*Requirements:* Each line holding the word "Matched" counts once; give the total and nothing more.

━━━ Source material

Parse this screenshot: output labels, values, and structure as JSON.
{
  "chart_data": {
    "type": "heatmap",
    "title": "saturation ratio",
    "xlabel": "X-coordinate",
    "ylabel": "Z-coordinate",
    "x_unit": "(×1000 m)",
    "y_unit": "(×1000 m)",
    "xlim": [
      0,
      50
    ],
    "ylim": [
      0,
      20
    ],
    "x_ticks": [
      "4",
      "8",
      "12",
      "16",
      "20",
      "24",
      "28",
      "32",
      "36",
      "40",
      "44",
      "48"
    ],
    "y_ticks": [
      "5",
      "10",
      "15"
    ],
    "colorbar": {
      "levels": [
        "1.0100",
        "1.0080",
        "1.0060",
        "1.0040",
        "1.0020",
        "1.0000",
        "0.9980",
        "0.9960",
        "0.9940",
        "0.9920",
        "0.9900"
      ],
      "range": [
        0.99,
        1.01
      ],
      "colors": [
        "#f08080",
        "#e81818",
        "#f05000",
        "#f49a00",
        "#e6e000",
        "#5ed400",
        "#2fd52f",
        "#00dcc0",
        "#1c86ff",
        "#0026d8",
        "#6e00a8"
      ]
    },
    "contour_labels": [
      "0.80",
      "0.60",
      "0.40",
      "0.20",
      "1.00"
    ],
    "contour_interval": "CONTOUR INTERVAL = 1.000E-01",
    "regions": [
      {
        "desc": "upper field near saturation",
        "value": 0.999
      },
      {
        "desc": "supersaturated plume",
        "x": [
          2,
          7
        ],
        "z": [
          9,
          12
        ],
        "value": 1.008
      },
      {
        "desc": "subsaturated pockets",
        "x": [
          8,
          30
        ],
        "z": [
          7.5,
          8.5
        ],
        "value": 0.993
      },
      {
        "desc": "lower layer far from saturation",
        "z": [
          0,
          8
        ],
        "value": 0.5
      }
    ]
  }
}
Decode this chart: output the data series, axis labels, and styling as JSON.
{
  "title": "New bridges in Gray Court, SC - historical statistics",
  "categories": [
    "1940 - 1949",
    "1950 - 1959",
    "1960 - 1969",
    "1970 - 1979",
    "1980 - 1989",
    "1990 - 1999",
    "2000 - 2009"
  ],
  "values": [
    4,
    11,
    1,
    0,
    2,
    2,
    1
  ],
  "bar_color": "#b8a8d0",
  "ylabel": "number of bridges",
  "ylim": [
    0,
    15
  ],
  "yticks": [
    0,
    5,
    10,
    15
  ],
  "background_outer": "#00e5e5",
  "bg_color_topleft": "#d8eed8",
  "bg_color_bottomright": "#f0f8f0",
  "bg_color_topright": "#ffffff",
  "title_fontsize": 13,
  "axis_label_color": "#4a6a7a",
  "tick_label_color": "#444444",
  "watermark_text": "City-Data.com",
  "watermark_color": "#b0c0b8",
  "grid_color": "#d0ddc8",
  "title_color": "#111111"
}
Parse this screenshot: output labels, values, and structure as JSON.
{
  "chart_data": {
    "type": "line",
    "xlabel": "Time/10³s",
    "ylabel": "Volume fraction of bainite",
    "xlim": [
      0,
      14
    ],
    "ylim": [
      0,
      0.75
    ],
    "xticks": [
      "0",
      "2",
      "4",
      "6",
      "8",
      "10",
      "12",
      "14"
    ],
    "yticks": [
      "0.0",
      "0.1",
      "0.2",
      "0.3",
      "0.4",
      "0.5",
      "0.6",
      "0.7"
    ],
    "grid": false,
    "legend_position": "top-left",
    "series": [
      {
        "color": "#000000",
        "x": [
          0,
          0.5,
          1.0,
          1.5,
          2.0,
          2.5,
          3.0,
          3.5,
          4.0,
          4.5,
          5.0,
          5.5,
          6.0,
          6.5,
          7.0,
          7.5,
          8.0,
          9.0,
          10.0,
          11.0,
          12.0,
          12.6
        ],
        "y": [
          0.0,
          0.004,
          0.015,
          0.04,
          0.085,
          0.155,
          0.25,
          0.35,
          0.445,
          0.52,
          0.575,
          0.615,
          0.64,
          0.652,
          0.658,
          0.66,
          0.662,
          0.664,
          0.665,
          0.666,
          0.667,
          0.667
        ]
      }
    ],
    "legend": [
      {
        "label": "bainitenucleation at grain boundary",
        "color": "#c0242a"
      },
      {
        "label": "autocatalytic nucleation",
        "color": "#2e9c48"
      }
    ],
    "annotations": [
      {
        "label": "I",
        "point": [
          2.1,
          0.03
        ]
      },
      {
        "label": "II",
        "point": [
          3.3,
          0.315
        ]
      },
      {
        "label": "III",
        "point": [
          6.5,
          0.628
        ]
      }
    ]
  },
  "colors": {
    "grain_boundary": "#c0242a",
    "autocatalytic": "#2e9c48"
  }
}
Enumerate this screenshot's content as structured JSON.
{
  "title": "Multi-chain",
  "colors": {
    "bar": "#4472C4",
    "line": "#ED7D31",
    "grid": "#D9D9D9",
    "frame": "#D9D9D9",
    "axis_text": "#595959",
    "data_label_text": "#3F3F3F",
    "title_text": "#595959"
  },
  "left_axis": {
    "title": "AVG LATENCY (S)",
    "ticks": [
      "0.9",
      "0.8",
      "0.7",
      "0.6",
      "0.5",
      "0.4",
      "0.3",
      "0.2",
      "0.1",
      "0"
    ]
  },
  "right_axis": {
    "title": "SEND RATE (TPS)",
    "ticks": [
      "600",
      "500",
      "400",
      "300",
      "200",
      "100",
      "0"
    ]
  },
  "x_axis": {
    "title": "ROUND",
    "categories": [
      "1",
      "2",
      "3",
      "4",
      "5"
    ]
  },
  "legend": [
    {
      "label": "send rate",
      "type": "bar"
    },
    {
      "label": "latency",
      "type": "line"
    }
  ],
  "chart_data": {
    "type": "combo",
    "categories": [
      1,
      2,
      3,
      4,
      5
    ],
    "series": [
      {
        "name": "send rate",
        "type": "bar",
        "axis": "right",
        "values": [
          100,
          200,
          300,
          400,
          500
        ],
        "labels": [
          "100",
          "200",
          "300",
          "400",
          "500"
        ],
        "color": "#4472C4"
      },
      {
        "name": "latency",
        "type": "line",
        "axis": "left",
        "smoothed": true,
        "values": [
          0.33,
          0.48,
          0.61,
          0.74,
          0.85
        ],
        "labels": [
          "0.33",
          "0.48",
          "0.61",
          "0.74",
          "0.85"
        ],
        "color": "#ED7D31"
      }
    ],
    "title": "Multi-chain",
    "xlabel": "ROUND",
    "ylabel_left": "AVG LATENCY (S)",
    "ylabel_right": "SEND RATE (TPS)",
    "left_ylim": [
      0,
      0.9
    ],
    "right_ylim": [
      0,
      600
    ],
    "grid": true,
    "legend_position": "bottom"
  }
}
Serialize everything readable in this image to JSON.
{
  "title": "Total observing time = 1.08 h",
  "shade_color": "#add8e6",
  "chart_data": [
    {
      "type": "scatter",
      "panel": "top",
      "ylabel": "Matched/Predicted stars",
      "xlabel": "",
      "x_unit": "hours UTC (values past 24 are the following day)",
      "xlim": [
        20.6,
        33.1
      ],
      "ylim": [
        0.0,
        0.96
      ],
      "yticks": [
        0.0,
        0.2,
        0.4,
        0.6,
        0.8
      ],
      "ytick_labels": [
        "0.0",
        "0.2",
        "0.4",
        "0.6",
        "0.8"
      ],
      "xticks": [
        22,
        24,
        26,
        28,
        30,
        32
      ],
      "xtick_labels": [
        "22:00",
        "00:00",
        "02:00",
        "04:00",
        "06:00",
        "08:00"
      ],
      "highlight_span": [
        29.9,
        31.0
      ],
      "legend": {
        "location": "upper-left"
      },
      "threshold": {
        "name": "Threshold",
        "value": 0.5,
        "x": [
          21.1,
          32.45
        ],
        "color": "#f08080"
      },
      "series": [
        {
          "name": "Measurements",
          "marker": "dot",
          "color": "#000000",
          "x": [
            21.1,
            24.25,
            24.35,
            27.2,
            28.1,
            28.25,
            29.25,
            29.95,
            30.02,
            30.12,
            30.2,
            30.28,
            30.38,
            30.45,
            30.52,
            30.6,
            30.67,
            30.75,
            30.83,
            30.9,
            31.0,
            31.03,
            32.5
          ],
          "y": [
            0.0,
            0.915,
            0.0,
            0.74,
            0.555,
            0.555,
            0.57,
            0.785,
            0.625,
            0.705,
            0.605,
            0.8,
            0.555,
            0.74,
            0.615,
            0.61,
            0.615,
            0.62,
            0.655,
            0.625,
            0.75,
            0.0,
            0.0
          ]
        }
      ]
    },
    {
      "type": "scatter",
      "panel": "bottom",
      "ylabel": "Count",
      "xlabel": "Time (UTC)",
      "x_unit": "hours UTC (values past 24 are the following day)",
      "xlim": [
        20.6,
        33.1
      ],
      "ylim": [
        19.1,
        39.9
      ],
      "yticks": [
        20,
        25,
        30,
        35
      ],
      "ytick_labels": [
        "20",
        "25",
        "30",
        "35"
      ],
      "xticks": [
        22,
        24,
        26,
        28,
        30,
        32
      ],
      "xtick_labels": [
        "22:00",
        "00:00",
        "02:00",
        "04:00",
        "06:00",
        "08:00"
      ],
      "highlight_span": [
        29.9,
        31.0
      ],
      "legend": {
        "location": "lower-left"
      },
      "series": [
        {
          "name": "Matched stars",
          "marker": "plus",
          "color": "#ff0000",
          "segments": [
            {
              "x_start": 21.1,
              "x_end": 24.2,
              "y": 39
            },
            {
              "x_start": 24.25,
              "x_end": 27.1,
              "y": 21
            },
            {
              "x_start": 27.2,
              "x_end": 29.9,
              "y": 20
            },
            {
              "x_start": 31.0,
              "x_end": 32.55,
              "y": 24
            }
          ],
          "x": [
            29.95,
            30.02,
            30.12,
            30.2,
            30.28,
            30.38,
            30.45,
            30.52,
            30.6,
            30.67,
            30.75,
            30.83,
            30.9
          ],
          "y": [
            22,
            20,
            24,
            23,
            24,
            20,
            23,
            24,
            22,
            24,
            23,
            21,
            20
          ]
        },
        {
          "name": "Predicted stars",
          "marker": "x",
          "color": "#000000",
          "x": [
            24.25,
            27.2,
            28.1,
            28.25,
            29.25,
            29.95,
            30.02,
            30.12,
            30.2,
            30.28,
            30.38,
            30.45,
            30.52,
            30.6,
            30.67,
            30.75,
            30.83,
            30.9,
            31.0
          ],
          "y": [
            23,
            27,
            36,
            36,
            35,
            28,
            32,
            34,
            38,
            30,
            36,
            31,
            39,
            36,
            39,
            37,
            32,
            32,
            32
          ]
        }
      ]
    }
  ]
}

━━━━━━

*Complete response:* 2